Entries shown.
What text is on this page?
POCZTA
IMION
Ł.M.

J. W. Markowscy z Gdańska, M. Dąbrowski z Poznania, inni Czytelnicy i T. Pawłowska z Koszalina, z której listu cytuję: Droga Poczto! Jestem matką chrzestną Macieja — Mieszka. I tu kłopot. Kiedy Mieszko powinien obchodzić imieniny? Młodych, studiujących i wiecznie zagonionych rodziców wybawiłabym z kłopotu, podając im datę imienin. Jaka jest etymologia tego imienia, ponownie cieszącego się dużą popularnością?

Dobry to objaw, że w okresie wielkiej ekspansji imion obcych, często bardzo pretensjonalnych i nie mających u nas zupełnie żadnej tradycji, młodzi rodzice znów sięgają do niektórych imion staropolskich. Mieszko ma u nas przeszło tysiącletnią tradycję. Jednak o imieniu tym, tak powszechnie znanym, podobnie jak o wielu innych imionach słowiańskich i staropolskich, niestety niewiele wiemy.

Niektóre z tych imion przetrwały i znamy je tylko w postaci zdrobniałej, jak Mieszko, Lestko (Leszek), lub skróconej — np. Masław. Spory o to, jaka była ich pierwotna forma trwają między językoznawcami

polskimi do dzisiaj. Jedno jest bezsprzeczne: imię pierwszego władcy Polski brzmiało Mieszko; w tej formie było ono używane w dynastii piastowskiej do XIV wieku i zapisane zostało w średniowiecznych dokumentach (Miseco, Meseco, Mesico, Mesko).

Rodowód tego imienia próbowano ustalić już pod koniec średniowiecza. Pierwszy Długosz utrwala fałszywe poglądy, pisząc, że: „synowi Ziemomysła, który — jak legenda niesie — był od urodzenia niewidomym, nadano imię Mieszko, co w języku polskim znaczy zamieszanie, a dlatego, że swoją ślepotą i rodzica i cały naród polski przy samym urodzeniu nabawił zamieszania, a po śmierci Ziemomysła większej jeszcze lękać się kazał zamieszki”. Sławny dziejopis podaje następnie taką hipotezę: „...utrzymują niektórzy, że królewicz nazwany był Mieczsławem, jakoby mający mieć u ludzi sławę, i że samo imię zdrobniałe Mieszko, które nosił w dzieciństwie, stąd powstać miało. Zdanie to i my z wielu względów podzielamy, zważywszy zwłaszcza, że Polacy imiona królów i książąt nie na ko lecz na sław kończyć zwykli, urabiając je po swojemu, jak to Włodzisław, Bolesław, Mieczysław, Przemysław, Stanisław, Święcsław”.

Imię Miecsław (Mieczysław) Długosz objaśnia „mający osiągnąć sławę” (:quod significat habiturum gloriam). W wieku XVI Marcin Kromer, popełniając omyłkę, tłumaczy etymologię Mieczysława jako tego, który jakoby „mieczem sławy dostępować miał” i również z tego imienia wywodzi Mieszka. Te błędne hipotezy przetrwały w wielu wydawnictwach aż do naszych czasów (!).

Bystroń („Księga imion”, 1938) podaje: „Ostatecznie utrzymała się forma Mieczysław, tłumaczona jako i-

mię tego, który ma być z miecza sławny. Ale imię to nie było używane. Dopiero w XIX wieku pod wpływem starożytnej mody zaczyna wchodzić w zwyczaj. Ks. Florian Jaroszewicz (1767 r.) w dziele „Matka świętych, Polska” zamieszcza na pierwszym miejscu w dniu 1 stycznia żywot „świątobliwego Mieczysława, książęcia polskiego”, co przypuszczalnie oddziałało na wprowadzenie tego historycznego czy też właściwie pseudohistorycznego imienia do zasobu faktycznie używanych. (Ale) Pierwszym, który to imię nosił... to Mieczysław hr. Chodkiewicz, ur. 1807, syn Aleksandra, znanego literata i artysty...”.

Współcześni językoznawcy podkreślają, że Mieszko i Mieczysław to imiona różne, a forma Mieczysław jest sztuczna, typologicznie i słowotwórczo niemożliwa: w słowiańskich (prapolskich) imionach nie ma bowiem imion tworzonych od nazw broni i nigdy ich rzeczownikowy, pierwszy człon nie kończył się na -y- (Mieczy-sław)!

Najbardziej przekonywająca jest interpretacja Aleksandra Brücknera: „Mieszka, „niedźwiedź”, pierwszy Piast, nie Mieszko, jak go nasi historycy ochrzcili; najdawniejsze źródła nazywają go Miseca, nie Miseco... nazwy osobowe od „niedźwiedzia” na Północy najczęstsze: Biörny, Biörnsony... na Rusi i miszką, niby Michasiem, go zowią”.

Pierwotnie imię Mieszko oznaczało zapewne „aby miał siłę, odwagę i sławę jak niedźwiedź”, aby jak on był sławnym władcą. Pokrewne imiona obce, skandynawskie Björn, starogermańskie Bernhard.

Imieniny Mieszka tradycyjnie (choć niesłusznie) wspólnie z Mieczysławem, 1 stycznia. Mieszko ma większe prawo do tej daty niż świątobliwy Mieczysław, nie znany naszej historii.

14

Your task. Track down every line holding the string "przetrwały" and copy it.

Complete answer.
Niektóre z tych imion przetrwały i znamy je tylko w postaci zdrobniałej, jak Mieszko, Lestko (Leszek), lub skróconej — np. Masław. Spory o to, jaka była ich pierwotna forma trwają między językoznawcami
Imię Miecsław (Mieczysław) Długosz objaśnia „mający osiągnąć sławę” (:quod significat habiturum gloriam). W wieku XVI Marcin Kromer, popełniając omyłkę, tłumaczy etymologię Mieczysława jako tego, który jakoby „mieczem sławy dostępować miał” i również z tego imienia wywodzi Mieszka. Te błędne hipotezy przetrwały w wielu wydawnictwach aż do naszych czasów (!).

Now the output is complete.